**Extracted data entries:**
──────

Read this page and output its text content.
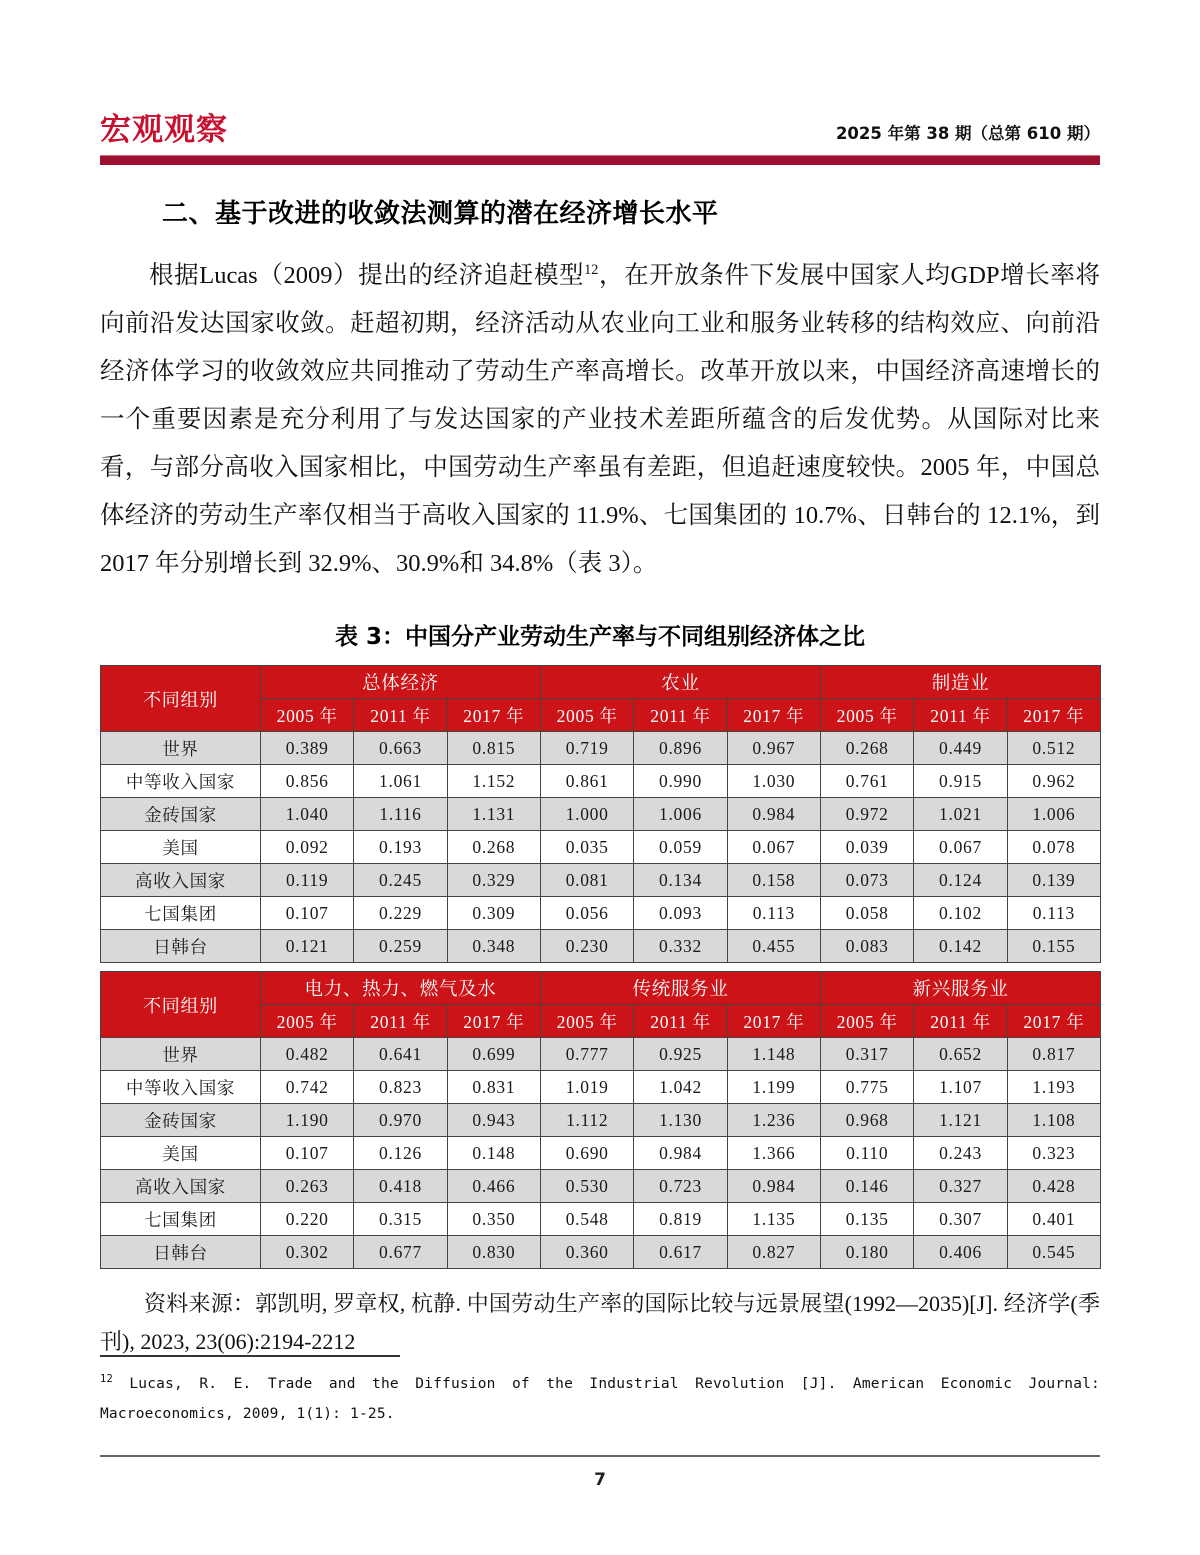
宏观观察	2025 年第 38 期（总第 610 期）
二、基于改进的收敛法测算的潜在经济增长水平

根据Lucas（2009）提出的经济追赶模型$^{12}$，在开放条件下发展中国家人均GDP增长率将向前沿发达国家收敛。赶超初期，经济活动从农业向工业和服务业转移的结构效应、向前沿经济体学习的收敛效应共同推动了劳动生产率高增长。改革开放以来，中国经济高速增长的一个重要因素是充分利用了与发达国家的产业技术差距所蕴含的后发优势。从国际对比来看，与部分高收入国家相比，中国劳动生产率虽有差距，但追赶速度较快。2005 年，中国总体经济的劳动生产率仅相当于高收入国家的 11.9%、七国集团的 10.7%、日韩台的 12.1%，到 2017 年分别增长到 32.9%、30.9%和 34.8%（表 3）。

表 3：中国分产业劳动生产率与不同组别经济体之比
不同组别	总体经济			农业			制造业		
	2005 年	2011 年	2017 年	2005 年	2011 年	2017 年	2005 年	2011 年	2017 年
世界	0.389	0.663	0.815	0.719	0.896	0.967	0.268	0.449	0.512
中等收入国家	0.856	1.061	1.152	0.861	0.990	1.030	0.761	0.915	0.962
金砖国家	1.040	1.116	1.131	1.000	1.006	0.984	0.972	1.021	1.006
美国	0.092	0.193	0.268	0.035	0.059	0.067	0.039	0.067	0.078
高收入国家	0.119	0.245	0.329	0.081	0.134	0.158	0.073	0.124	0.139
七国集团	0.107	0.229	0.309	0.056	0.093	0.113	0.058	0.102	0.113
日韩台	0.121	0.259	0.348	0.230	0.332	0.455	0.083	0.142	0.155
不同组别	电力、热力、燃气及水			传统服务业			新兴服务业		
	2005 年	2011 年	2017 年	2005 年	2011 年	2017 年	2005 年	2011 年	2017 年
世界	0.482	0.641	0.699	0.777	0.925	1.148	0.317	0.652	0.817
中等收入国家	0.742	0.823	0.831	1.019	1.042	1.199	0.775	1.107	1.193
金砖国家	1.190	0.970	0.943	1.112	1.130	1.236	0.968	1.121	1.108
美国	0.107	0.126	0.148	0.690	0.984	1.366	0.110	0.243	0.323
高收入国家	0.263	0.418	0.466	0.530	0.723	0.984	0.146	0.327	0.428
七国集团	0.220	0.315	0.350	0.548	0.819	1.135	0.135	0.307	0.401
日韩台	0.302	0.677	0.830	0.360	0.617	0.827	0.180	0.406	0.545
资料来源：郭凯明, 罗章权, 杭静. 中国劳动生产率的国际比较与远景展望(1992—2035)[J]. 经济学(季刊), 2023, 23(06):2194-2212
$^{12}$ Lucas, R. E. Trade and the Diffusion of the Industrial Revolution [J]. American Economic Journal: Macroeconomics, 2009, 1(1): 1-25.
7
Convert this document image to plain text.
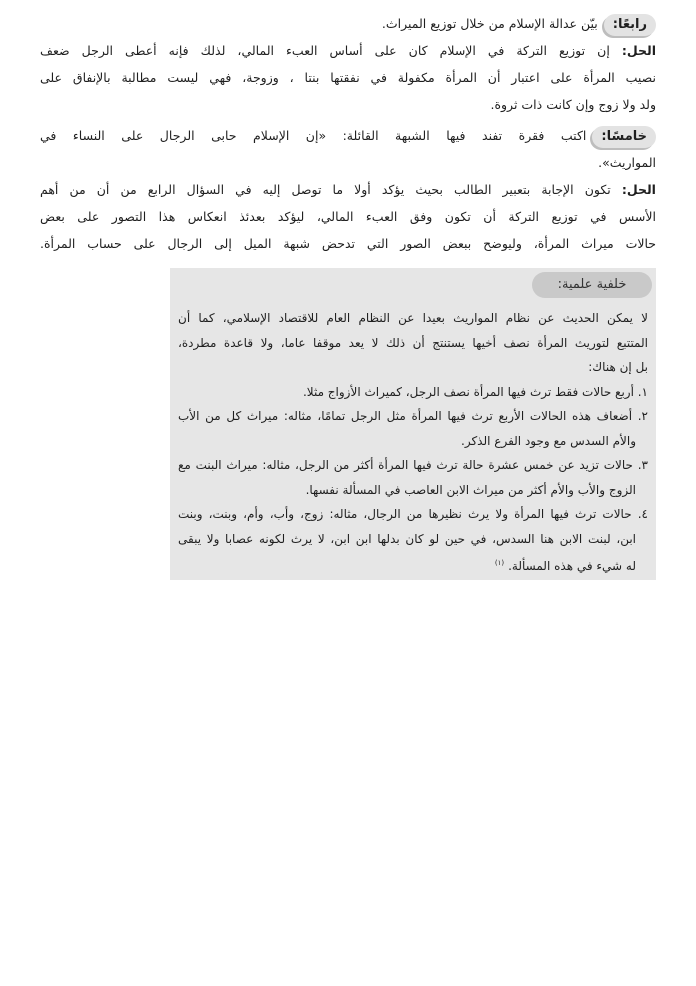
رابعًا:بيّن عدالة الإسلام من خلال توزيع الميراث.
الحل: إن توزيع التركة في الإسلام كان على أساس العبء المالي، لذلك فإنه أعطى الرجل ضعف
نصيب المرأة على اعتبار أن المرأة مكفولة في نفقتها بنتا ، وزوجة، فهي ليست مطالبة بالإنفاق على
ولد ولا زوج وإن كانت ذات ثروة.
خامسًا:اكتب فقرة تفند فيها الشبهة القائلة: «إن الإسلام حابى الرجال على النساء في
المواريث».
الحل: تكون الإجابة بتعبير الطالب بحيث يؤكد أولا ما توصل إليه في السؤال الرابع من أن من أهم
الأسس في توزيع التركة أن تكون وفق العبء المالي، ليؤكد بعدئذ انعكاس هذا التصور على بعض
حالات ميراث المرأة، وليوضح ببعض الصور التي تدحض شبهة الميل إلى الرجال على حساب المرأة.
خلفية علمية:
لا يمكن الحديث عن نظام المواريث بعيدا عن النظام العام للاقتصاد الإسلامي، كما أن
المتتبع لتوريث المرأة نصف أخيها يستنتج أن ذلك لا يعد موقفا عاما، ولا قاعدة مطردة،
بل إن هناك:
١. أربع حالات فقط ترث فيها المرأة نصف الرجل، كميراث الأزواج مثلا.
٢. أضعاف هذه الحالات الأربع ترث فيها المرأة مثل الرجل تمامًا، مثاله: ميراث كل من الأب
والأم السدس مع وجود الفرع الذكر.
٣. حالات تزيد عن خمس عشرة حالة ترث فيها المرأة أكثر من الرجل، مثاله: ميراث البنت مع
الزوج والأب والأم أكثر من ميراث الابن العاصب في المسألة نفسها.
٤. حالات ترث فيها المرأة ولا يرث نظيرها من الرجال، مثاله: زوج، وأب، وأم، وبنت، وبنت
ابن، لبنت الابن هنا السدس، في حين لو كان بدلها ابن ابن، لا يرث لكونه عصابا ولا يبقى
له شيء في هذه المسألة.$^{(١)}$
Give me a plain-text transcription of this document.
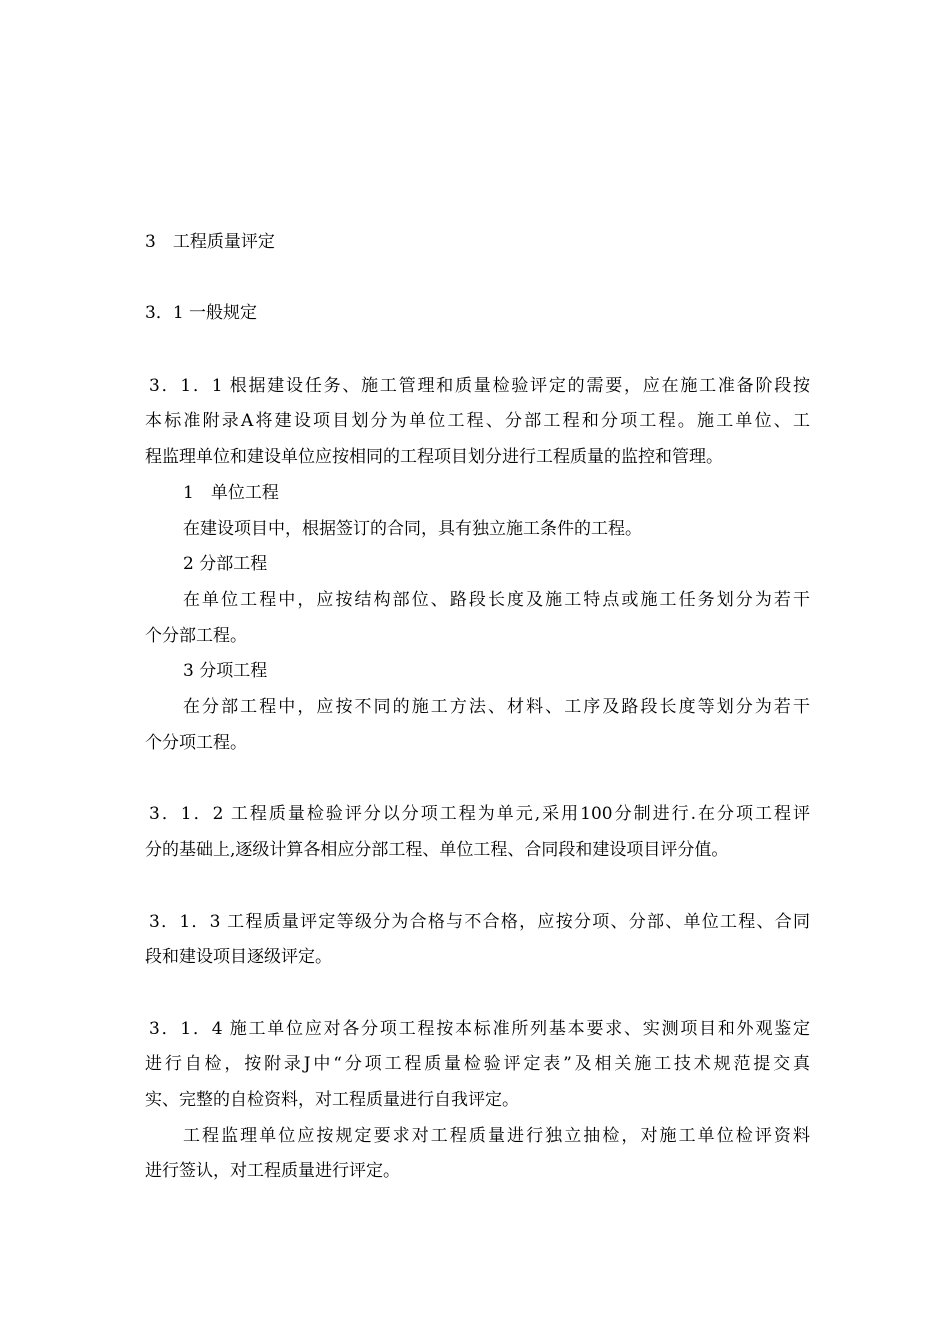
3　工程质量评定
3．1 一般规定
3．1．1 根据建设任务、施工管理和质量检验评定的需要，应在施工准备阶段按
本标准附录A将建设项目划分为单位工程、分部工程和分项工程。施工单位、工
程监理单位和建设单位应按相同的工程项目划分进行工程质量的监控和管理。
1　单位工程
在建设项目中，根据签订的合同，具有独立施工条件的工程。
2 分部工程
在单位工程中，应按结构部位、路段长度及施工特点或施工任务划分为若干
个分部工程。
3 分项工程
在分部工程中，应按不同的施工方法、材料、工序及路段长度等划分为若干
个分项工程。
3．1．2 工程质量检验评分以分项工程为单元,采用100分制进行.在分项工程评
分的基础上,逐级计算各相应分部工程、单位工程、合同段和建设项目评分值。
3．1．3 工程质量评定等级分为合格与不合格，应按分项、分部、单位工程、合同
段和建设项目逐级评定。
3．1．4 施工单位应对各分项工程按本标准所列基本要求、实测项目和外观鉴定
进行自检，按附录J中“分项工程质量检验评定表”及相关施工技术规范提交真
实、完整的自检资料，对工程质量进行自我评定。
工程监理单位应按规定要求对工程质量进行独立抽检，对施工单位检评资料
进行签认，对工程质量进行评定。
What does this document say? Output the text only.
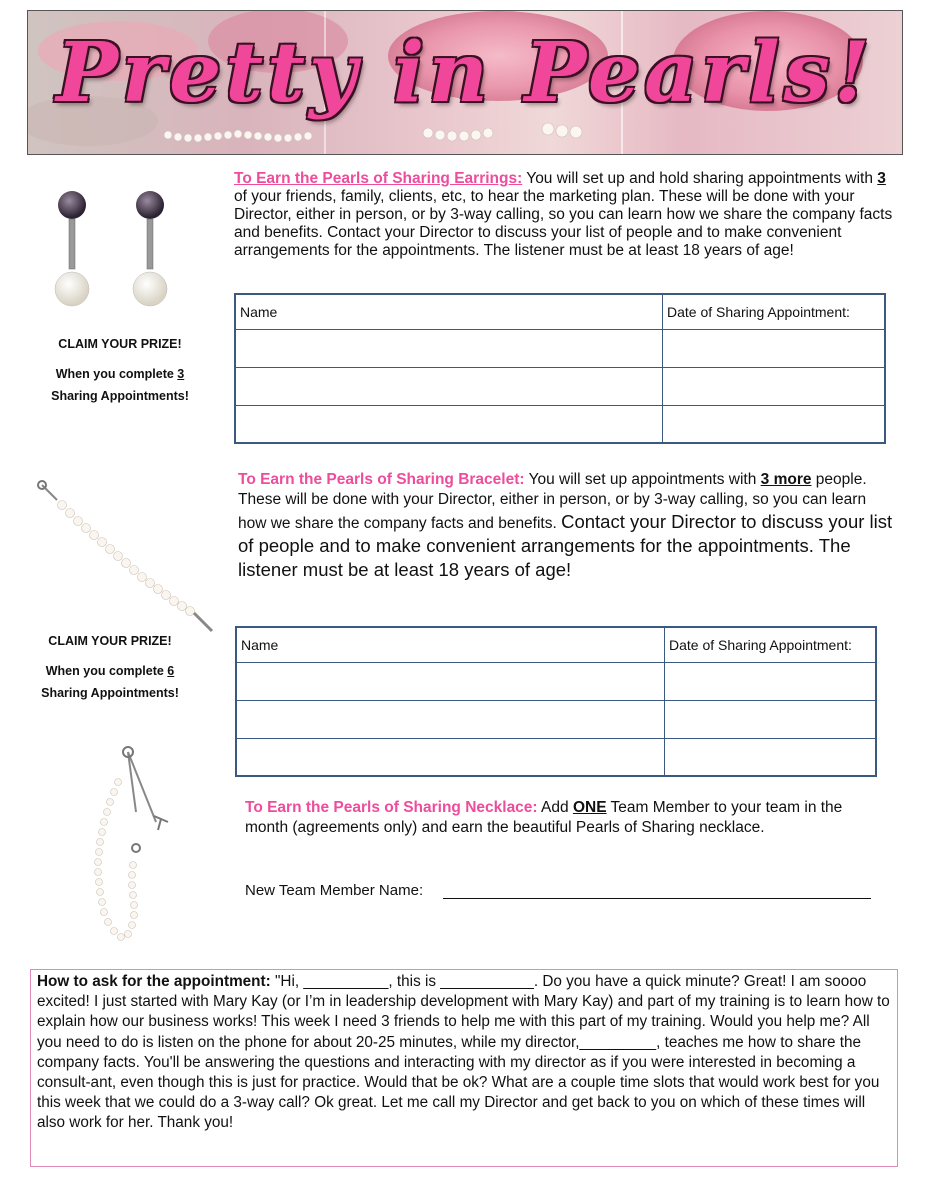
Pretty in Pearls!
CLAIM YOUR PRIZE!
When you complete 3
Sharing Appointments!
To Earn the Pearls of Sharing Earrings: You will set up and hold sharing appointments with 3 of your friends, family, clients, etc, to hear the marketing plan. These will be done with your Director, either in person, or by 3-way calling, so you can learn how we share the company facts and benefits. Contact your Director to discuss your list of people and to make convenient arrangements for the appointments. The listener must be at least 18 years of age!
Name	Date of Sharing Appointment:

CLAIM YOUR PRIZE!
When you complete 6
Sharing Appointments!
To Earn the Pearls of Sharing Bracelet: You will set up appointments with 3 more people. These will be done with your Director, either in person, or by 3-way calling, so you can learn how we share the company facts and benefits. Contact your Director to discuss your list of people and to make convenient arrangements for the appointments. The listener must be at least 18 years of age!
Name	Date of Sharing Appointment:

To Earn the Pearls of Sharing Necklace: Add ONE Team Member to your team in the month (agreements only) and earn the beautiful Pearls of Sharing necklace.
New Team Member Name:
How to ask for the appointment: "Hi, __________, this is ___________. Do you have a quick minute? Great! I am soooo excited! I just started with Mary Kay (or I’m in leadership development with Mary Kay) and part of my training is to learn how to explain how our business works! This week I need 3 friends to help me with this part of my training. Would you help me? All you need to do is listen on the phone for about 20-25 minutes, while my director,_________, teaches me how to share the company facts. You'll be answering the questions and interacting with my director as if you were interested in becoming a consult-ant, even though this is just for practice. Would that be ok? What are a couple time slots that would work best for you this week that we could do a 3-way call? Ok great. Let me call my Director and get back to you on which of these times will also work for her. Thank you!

──────

**TASK DETAILS:** Using the entries above, return each line in which the word "مثاله" occurs.

**SOLVED PROBLEM:**
٢. أضعاف هذه الحالات الأربع ترث فيها المرأة مثل الرجل تمامًا، مثاله: ميراث كل من الأب
٣. حالات تزيد عن خمس عشرة حالة ترث فيها المرأة أكثر من الرجل، مثاله: ميراث البنت مع
٤. حالات ترث فيها المرأة ولا يرث نظيرها من الرجال، مثاله: زوج، وأب، وأم، وبنت، وبنت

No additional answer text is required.